Instructions for the task -> Extract each line where the string "мекемесі" shows up.

Data for the task ->
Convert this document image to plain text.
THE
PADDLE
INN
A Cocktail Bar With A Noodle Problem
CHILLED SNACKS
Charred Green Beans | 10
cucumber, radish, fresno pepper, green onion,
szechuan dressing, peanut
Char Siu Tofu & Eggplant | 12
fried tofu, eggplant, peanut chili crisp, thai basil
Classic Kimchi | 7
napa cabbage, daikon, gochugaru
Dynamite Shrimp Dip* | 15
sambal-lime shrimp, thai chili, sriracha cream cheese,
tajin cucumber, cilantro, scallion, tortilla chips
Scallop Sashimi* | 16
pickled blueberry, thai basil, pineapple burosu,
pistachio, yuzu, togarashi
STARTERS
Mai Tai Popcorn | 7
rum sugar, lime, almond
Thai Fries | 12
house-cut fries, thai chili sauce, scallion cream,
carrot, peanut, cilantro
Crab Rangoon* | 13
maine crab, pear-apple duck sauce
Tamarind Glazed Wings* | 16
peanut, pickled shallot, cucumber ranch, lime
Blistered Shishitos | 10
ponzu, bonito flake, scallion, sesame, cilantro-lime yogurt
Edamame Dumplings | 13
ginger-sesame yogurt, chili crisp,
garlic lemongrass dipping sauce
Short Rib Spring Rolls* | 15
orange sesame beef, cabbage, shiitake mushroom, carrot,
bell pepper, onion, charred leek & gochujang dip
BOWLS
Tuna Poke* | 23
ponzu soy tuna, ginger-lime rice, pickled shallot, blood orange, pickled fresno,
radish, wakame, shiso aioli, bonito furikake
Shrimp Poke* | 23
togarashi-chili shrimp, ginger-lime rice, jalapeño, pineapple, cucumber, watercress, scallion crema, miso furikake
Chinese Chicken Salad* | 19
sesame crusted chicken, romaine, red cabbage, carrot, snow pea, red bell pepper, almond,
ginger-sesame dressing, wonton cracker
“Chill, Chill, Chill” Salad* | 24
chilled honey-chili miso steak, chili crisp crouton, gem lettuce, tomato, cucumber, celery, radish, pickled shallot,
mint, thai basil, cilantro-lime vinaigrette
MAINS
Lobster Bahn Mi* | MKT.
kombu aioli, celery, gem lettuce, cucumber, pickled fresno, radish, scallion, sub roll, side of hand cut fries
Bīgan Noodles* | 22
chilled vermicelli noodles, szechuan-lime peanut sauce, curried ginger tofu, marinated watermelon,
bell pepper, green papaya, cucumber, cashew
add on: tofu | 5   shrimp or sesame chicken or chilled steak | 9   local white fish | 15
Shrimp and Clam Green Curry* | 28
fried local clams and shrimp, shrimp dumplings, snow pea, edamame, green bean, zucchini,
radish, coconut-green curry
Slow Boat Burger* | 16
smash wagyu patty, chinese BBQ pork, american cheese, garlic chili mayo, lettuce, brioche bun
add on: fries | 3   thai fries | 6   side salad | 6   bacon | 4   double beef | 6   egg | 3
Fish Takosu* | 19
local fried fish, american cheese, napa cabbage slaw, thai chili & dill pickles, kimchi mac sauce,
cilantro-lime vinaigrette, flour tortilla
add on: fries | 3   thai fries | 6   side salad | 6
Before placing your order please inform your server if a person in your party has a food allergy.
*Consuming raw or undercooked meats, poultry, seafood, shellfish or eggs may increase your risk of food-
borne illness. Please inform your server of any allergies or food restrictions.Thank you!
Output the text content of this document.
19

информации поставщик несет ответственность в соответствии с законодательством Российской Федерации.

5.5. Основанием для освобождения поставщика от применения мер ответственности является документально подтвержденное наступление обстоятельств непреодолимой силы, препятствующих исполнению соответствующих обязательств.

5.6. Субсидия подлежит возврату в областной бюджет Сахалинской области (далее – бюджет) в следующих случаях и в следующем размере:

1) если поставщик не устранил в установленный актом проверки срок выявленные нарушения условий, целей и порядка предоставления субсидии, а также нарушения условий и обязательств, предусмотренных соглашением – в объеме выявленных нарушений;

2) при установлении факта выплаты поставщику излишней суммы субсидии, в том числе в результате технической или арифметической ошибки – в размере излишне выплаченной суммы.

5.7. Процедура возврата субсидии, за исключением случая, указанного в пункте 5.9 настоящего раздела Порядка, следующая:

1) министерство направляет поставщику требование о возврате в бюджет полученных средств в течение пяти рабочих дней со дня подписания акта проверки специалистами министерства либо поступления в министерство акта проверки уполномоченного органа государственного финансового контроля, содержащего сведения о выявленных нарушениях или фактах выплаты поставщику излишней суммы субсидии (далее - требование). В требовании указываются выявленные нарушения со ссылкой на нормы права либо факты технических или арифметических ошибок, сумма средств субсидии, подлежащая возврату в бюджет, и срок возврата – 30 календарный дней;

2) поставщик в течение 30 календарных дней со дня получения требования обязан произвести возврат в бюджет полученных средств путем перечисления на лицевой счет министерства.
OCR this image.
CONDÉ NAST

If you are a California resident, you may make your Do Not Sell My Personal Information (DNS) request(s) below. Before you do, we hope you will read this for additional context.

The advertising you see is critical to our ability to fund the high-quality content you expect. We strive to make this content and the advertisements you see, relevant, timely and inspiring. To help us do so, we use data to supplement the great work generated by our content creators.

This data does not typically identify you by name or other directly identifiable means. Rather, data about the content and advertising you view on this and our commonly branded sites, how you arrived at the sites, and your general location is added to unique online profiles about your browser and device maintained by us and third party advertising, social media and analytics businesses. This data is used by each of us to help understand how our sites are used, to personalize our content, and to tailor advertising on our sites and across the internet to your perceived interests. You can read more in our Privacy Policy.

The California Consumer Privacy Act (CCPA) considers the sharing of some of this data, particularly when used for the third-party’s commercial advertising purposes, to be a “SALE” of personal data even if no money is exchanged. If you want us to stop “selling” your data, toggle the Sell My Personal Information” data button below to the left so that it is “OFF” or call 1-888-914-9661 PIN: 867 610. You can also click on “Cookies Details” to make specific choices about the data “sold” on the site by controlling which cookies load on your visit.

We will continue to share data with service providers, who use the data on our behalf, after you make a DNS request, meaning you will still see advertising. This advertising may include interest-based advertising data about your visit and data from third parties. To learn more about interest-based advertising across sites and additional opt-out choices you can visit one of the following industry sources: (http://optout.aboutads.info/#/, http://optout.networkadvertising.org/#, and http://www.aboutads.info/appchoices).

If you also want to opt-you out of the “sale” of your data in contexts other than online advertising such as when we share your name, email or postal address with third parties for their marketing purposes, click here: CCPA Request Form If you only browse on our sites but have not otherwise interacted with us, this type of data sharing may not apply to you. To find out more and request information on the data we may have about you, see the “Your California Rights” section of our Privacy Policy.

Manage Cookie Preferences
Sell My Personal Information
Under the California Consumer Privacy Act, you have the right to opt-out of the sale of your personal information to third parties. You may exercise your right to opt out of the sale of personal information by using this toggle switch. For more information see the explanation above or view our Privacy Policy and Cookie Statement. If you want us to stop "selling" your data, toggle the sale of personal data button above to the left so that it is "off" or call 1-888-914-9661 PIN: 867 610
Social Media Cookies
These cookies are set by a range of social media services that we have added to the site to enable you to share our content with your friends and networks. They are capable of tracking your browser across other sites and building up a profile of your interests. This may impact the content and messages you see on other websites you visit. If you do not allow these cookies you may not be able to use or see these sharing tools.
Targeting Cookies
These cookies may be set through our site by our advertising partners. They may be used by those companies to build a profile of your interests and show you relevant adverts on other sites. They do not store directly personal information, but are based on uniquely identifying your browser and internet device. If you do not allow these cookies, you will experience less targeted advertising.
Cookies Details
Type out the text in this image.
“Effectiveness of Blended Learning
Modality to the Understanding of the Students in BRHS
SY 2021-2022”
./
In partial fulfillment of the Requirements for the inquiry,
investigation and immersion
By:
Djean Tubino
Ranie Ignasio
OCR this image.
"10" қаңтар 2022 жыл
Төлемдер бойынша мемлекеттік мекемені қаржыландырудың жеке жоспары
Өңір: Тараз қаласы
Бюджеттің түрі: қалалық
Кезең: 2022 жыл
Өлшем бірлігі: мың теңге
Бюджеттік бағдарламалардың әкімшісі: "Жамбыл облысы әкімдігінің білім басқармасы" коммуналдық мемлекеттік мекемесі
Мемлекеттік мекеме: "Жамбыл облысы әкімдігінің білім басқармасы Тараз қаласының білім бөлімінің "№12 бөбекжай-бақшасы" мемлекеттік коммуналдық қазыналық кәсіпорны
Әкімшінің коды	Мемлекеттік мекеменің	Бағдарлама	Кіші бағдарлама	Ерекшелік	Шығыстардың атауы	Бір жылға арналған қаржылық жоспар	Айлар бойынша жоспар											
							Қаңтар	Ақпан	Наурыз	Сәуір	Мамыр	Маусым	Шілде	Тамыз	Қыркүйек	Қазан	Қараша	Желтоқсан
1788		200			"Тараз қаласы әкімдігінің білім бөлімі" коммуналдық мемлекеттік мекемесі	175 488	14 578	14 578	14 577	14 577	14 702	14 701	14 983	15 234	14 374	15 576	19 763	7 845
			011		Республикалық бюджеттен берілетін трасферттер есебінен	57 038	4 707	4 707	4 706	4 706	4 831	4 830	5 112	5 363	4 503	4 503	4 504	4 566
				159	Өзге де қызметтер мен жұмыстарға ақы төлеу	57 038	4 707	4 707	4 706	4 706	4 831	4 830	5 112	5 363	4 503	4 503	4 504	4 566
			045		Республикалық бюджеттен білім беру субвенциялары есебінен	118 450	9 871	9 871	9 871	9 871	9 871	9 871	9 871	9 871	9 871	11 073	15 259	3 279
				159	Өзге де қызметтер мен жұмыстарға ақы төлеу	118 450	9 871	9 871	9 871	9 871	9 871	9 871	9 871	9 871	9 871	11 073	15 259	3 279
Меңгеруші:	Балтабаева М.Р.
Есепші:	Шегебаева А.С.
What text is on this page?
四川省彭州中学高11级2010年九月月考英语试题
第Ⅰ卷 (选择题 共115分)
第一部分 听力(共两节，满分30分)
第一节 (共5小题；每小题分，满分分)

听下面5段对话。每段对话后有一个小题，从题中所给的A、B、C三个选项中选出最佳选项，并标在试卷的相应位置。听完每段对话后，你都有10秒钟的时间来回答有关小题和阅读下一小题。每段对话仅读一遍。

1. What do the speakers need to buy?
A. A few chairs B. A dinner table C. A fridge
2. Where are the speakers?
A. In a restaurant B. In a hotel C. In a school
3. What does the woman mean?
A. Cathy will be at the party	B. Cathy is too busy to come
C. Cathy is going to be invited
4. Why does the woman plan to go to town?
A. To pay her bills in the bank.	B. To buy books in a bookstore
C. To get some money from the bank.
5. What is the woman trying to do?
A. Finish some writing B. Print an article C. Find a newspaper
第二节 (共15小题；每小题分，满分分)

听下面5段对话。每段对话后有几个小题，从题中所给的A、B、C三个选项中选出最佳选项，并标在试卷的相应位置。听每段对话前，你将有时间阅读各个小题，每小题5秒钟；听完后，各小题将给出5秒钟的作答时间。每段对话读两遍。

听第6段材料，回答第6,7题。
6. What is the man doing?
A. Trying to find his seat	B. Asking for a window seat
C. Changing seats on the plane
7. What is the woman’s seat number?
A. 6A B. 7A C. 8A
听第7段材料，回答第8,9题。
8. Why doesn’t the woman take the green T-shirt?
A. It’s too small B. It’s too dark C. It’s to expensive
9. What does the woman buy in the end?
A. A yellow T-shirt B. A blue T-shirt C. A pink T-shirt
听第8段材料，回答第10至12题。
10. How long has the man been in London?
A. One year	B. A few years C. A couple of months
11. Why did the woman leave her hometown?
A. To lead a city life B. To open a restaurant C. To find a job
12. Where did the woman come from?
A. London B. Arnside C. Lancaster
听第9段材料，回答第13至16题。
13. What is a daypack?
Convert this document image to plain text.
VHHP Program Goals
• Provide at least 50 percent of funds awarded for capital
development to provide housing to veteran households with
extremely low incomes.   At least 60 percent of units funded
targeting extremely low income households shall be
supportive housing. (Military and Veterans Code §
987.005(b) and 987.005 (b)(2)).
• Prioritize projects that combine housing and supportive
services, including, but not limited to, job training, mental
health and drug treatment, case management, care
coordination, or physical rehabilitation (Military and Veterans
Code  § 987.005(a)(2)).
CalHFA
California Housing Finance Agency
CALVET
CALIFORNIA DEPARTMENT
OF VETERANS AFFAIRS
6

Solved exercise ->
Бюджеттік бағдарламалардың әкімшісі: "Жамбыл облысы әкімдігінің білім басқармасы" коммуналдық мемлекеттік мекемесі
1788		200			"Тараз қаласы әкімдігінің білім бөлімі" коммуналдық мемлекеттік мекемесі	175 488	14 578	14 578	14 577	14 577	14 702	14 701	14 983	15 234	14 374	15 576	19 763	7 845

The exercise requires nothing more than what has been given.